Dataset excerpt
____________________
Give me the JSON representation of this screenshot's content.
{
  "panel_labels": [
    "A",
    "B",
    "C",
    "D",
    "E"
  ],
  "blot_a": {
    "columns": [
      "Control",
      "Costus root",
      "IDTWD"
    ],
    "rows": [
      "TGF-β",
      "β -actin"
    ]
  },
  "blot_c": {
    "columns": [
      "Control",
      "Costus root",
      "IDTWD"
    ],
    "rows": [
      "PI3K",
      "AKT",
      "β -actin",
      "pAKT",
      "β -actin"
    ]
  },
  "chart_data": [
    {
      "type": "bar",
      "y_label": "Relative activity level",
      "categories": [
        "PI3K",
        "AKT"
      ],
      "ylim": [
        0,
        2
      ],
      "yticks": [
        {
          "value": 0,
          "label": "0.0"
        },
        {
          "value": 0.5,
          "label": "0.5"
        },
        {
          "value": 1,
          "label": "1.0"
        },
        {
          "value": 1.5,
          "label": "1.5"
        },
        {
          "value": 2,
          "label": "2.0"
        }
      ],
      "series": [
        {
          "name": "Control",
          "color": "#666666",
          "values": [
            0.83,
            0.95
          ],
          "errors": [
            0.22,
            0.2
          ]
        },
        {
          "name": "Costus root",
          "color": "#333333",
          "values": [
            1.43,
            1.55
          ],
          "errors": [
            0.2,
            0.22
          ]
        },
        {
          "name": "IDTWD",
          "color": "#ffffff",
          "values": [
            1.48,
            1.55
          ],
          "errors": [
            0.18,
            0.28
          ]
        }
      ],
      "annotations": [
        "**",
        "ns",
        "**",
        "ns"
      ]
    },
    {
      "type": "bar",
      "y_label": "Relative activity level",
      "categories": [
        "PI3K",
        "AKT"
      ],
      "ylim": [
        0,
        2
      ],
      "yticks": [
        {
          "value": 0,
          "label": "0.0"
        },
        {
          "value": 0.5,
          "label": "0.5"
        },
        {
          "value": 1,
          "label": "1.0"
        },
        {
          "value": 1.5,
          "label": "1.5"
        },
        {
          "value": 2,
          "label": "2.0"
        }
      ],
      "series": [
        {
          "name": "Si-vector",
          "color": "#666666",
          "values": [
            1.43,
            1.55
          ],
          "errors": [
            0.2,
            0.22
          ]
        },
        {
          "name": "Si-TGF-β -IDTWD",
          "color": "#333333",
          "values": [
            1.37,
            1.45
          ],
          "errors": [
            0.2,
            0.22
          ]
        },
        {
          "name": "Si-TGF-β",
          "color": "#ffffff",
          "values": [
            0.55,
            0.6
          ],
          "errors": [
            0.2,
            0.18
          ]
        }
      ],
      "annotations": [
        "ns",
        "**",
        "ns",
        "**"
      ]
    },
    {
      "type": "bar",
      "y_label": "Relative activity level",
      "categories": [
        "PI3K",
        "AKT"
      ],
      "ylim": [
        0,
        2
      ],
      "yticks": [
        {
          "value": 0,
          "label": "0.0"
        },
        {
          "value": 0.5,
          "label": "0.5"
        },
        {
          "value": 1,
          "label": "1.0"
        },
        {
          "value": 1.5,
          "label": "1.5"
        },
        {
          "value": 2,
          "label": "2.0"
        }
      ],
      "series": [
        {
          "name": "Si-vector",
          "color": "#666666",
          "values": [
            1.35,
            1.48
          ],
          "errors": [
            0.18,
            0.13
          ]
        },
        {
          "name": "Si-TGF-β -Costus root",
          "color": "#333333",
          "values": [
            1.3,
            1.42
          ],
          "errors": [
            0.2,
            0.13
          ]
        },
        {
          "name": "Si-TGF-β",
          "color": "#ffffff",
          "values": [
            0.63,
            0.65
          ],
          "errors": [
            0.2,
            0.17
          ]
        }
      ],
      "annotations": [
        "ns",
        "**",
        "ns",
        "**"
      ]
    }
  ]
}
____________________
Exercise – Every line of the records above needs to be given again exactly.

Written response –
Give me the JSON representation of this screenshot's content.
{
  "panel_labels": [
    "A",
    "B",
    "C",
    "D",
    "E"
  ],
  "blot_a": {
    "columns": [
      "Control",
      "Costus root",
      "IDTWD"
    ],
    "rows": [
      "TGF-β",
      "β -actin"
    ]
  },
  "blot_c": {
    "columns": [
      "Control",
      "Costus root",
      "IDTWD"
    ],
    "rows": [
      "PI3K",
      "AKT",
      "β -actin",
      "pAKT",
      "β -actin"
    ]
  },
  "chart_data": [
    {
      "type": "bar",
      "y_label": "Relative activity level",
      "categories": [
        "PI3K",
        "AKT"
      ],
      "ylim": [
        0,
        2
      ],
      "yticks": [
        {
          "value": 0,
          "label": "0.0"
        },
        {
          "value": 0.5,
          "label": "0.5"
        },
        {
          "value": 1,
          "label": "1.0"
        },
        {
          "value": 1.5,
          "label": "1.5"
        },
        {
          "value": 2,
          "label": "2.0"
        }
      ],
      "series": [
        {
          "name": "Control",
          "color": "#666666",
          "values": [
            0.83,
            0.95
          ],
          "errors": [
            0.22,
            0.2
          ]
        },
        {
          "name": "Costus root",
          "color": "#333333",
          "values": [
            1.43,
            1.55
          ],
          "errors": [
            0.2,
            0.22
          ]
        },
        {
          "name": "IDTWD",
          "color": "#ffffff",
          "values": [
            1.48,
            1.55
          ],
          "errors": [
            0.18,
            0.28
          ]
        }
      ],
      "annotations": [
        "**",
        "ns",
        "**",
        "ns"
      ]
    },
    {
      "type": "bar",
      "y_label": "Relative activity level",
      "categories": [
        "PI3K",
        "AKT"
      ],
      "ylim": [
        0,
        2
      ],
      "yticks": [
        {
          "value": 0,
          "label": "0.0"
        },
        {
          "value": 0.5,
          "label": "0.5"
        },
        {
          "value": 1,
          "label": "1.0"
        },
        {
          "value": 1.5,
          "label": "1.5"
        },
        {
          "value": 2,
          "label": "2.0"
        }
      ],
      "series": [
        {
          "name": "Si-vector",
          "color": "#666666",
          "values": [
            1.43,
            1.55
          ],
          "errors": [
            0.2,
            0.22
          ]
        },
        {
          "name": "Si-TGF-β -IDTWD",
          "color": "#333333",
          "values": [
            1.37,
            1.45
          ],
          "errors": [
            0.2,
            0.22
          ]
        },
        {
          "name": "Si-TGF-β",
          "color": "#ffffff",
          "values": [
            0.55,
            0.6
          ],
          "errors": [
            0.2,
            0.18
          ]
        }
      ],
      "annotations": [
        "ns",
        "**",
        "ns",
        "**"
      ]
    },
    {
      "type": "bar",
      "y_label": "Relative activity level",
      "categories": [
        "PI3K",
        "AKT"
      ],
      "ylim": [
        0,
        2
      ],
      "yticks": [
        {
          "value": 0,
          "label": "0.0"
        },
        {
          "value": 0.5,
          "label": "0.5"
        },
        {
          "value": 1,
          "label": "1.0"
        },
        {
          "value": 1.5,
          "label": "1.5"
        },
        {
          "value": 2,
          "label": "2.0"
        }
      ],
      "series": [
        {
          "name": "Si-vector",
          "color": "#666666",
          "values": [
            1.35,
            1.48
          ],
          "errors": [
            0.18,
            0.13
          ]
        },
        {
          "name": "Si-TGF-β -Costus root",
          "color": "#333333",
          "values": [
            1.3,
            1.42
          ],
          "errors": [
            0.2,
            0.13
          ]
        },
        {
          "name": "Si-TGF-β",
          "color": "#ffffff",
          "values": [
            0.63,
            0.65
          ],
          "errors": [
            0.2,
            0.17
          ]
        }
      ],
      "annotations": [
        "ns",
        "**",
        "ns",
        "**"
      ]
    }
  ]
}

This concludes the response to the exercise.